(Source extract)
Example 9: Using `pivot` for Reshaping Data

python

# Create a DataFrame for pivot

data4 = {
'Date': ['2021-01-01', '2021-01-01', '2021-01-02'],
'Product': ['A', 'B', 'A'],
'Sales': [100, 200, 150]
}
df4 = pd.DataFrame(data4)

# Create a pivot table

pivot_result = df4.pivot(index='Date', columns='Product', values='Sales')
print(pivot_result)

Example 10: Time Series Aggregation

python

# Create a time series DataFrame

date_range = pd.date_range(start='2021-01-01', periods=5, freq='D')
data5 = {'Sales': [10, 20, 15, 25, 30]}
df5 = pd.DataFrame(data5, index=date_range)

# Resample to weekly frequency and sum sales

weekly_sales = df5.resample('W').sum()
print(weekly_sales)

Assessments (15 Questions)

1. Write code to create a pivot table summarizing sales by date and category.
2. How can you group a DataFrame by a specific column and calculate the sum?
3. Write a function to apply a custom operation on a DataFrame column.
4. How can you chain multiple methods to filter and group data in one statement?
5. Write code to perform an outer join on two DataFrames based on a common column.
6. How would you concatenate two DataFrames and reset the index?
7. Write code to melt a DataFrame from wide to long format.
8. How can you use `stack` and ùnstack` to reshape a multi-index DataFrame?
9. Write code to create a pivot table from a DataFrame with date and product data.
10. How would you aggregate time series data to a monthly frequency and calculate the mean?
11. Write a function to merge two DataFrames with a left join.
12. How can you extract unique values from a specific column in a DataFrame?
13. Write code to sort a DataFrame based on multiple columns.
14. How can you calculate cumulative sums for a DataFrame column?
15. Write code to filter a DataFrame based on a condition from multiple columns.

11. Data Visualization with Pandas

Data visualization is a crucial aspect of data analysis that helps in understanding patterns, trends, and
insights. Pandas provides built-in capabilities for creating basic visualizations, leveraging libraries like
Matplotlib and Seaborn for more advanced visualizations.

Examples

Example 1: Basic Line Plot

python

import pandas as pd
import matplotlib.pyplot as plt

# Create a simple DataFrame

data = {
'Year': [2020, 2021, 2022],
'Sales': [100, 150, 200]
}
df = pd.DataFrame(data)

# Plot a line graph

df.plot(x='Year', y='Sales', kind='line', title='Sales Over Years', marker='o')
plt.xlabel('Year')
plt.ylabel('Sales')
plt.show()

Example 2: Bar Plot

python

# Create a bar plot

df.plot(x='Year', y='Sales', kind='bar', title='Sales by Year')
plt.xlabel('Year')
plt.ylabel('Sales')
plt.show()

Example 3: Histogram

python

# Create a DataFrame with random data

data2 = {
'Scores': [88, 92, 85, 95, 70, 76, 89, 90, 83, 94]
}
df2 = pd.DataFrame(data2)

(Data records)
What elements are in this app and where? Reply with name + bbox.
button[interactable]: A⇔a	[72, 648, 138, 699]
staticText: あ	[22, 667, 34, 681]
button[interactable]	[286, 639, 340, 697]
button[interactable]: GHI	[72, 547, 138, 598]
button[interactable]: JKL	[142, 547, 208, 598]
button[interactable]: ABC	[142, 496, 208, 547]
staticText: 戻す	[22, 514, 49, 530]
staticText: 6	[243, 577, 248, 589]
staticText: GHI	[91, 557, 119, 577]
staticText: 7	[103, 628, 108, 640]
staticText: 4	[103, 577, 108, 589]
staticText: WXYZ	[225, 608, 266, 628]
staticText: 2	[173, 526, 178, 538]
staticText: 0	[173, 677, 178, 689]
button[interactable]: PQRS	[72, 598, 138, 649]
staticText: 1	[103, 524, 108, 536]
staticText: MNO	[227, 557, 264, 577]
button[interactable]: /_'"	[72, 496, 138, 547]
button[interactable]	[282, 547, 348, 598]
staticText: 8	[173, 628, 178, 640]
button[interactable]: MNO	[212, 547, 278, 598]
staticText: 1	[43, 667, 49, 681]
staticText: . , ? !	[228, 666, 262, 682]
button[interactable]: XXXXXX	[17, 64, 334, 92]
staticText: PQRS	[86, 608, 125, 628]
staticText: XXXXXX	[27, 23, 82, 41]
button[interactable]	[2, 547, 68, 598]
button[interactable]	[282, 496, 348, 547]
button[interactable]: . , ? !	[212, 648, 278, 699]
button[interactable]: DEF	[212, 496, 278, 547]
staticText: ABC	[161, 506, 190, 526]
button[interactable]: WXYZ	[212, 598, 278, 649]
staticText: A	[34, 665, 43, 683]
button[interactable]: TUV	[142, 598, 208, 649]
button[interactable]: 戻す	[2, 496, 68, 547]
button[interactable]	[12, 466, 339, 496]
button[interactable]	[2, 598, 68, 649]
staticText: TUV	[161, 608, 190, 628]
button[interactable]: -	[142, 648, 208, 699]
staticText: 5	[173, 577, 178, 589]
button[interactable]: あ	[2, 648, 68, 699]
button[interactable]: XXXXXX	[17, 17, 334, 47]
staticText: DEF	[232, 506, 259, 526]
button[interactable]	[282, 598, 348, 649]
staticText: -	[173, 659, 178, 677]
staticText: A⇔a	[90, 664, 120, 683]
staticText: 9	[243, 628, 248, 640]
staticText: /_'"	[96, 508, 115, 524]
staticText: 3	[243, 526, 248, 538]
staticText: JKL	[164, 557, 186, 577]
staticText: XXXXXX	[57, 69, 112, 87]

(Written request A)
Answer from the pandas excerpt:
(i) What frequency string is passed to `resample` in the time series aggregation code?
(ii) Which two libraries does the data visualization section name for more advanced visualizations?
(iii) What value is given for `marker` in the basic line plot code?
(Written request B)
Reproduce the pandas excerpt from "Example 9: Using" to "df4 = pd.DataFrame(data4)", word for word.
Nothing in the entries is needed for this work.

(Written solution A)
(i) 'W'
(ii) Matplotlib and Seaborn
(iii) 'o'

(Written solution B)
Example 9: Using `pivot` for Reshaping Data

python

# Create a DataFrame for pivot

data4 = {
'Date': ['2021-01-01', '2021-01-01', '2021-01-02'],
'Product': ['A', 'B', 'A'],
'Sales': [100, 200, 150]
}
df4 = pd.DataFrame(data4)